*Work to complete*.
Separate out the lines that hold "JSON".

[Items from a figure collection]
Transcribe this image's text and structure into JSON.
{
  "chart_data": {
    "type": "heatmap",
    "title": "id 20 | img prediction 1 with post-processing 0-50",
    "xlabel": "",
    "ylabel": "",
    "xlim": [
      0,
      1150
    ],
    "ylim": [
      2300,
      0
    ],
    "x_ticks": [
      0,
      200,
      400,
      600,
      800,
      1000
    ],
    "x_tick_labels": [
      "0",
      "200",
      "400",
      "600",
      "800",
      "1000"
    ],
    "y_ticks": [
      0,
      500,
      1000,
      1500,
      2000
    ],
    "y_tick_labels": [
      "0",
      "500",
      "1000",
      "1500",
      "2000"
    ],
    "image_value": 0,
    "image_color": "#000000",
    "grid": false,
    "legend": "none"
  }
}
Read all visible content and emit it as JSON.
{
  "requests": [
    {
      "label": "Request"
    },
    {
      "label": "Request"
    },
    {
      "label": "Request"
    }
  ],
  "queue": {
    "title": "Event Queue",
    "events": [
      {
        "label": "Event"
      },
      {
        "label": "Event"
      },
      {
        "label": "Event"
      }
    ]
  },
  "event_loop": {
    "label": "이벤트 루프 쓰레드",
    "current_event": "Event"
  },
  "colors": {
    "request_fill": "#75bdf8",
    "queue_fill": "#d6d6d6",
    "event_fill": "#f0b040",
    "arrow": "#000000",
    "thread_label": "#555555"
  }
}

*Solution to this problem*.
Transcribe this image's text and structure into JSON.
Read all visible content and emit it as JSON.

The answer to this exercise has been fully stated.